### Instructions to follow
Count the lines in the records below that contain the word "this", and reply with only that number.

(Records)
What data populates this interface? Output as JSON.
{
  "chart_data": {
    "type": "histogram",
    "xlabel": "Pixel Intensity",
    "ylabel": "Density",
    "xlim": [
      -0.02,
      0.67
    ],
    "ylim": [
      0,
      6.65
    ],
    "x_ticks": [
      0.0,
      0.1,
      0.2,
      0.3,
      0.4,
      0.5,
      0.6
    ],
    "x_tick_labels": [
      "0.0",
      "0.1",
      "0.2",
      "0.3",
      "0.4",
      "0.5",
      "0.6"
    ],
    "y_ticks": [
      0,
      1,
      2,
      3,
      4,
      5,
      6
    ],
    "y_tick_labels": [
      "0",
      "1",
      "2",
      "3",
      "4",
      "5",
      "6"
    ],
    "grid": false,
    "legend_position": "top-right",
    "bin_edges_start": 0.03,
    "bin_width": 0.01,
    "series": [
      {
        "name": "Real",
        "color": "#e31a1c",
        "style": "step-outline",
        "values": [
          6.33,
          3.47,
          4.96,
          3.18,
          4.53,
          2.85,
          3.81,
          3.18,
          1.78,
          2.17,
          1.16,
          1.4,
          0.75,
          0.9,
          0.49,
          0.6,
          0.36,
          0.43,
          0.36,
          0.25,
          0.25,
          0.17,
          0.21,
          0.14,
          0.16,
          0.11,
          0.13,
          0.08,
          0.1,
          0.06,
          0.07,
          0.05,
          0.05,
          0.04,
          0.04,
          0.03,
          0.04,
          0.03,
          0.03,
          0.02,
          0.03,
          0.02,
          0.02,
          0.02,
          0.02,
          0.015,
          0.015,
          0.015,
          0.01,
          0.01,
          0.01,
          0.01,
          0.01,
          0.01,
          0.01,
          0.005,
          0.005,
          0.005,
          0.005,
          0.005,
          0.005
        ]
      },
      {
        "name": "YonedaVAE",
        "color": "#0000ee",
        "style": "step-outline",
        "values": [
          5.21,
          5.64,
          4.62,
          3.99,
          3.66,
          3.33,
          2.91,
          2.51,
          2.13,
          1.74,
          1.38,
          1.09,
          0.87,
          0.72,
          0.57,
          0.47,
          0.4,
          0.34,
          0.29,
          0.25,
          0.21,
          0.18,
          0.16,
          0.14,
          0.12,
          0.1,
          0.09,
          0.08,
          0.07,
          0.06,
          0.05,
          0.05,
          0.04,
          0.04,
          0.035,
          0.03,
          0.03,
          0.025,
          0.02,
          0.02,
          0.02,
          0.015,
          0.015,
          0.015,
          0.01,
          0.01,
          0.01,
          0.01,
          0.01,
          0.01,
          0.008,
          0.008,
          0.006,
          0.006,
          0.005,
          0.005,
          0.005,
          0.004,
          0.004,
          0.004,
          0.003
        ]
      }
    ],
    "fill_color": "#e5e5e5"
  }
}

* * *

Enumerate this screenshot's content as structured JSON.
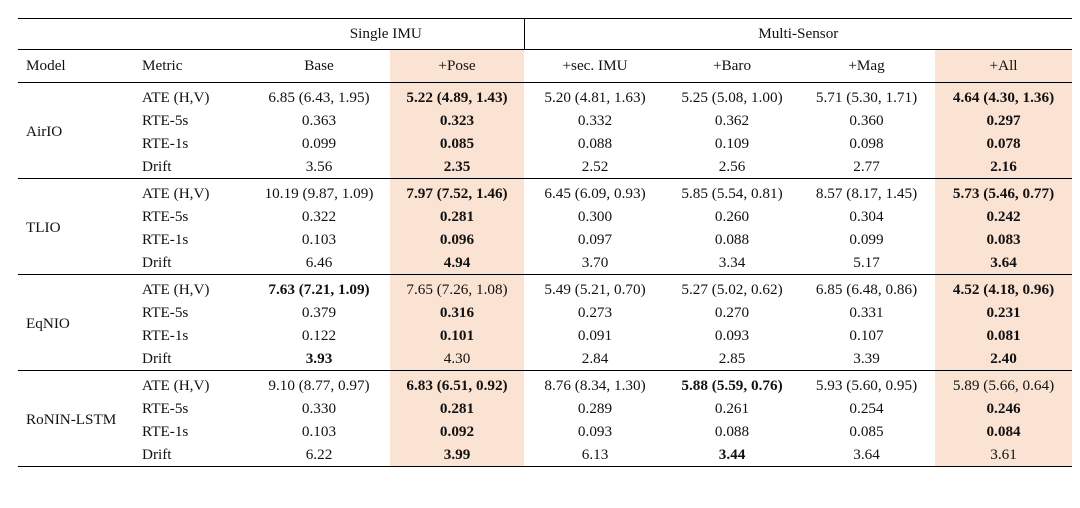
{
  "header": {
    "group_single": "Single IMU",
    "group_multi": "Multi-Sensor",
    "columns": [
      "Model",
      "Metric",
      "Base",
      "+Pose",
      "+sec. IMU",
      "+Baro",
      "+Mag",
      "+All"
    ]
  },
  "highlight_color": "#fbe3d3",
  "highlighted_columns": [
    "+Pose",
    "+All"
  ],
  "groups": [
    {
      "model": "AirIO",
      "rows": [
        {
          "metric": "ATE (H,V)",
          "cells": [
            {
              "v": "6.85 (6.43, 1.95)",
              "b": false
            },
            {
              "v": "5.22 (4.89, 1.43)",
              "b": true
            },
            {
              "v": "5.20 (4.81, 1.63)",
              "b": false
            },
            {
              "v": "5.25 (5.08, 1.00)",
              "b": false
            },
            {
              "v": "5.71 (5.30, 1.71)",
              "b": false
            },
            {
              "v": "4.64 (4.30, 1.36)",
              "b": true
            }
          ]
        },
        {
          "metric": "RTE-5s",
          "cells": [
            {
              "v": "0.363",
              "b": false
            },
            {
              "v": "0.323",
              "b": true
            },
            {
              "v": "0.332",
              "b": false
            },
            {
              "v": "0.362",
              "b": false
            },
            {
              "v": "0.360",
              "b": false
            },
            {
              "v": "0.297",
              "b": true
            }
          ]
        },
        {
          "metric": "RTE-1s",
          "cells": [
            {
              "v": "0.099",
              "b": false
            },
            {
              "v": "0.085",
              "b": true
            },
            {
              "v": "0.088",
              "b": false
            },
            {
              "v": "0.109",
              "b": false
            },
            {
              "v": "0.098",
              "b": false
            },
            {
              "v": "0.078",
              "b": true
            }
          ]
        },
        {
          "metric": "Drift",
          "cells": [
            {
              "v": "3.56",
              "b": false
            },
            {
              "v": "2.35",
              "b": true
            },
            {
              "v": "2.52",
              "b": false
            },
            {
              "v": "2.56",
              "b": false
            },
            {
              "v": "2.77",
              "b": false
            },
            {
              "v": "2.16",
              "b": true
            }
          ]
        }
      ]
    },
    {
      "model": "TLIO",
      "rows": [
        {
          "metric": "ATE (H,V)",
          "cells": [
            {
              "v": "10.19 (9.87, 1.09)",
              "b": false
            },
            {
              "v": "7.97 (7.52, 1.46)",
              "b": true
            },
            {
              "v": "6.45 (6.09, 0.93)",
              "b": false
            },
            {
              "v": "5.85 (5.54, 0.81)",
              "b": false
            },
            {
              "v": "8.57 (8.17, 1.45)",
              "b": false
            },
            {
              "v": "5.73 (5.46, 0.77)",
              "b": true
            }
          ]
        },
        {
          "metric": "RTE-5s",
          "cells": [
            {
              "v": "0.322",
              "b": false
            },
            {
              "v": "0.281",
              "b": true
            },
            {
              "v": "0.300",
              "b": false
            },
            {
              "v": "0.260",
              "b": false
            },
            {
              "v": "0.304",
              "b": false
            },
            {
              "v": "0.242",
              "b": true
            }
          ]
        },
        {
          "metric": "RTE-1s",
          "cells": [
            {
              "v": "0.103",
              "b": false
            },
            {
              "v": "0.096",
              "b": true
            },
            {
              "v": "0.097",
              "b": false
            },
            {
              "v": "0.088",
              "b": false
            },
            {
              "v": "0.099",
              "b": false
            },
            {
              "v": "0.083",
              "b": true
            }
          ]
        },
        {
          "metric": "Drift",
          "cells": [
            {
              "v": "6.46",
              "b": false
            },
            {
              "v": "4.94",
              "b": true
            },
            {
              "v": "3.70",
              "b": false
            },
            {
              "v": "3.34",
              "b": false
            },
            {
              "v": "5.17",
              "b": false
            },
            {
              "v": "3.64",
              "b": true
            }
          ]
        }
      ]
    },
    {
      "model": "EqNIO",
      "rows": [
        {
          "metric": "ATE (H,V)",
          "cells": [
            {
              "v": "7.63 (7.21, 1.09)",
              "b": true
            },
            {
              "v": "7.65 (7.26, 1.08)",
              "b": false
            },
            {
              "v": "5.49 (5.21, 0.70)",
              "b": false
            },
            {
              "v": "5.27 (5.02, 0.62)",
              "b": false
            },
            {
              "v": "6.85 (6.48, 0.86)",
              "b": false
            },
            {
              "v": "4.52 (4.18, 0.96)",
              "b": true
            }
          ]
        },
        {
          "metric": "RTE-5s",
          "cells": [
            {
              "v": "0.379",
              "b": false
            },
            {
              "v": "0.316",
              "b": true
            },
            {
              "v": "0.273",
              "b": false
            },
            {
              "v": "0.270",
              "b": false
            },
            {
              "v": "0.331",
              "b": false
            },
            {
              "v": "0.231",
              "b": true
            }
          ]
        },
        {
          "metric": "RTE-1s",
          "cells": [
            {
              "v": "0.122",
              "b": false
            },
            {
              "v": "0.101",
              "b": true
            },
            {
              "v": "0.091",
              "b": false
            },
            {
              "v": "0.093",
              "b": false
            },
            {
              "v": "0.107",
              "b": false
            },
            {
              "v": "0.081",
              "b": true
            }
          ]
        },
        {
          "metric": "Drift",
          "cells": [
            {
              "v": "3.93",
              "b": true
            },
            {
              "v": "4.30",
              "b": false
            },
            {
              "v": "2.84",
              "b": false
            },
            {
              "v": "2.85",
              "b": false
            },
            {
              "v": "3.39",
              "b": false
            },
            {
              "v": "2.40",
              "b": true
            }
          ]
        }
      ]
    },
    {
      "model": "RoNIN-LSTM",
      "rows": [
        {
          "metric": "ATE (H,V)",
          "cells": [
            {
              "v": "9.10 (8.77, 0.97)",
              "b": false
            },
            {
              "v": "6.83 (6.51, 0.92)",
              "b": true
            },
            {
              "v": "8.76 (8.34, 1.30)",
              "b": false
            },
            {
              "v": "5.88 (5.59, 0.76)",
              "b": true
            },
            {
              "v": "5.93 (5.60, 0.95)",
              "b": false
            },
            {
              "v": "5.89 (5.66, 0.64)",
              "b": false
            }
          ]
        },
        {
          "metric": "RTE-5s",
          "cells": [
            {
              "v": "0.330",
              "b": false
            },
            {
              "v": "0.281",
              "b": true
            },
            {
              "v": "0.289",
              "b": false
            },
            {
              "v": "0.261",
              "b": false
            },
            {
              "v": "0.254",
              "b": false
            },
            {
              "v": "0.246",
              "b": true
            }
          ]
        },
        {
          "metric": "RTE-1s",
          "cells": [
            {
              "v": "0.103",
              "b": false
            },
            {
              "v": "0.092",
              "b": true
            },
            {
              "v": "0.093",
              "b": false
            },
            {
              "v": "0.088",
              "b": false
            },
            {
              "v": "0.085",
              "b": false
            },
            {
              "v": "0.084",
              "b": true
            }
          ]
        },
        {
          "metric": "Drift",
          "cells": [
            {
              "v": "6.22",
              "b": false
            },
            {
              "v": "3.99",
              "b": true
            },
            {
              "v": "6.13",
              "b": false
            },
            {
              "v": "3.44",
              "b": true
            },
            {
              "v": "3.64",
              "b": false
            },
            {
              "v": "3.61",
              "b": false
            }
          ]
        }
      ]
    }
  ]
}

### Result
2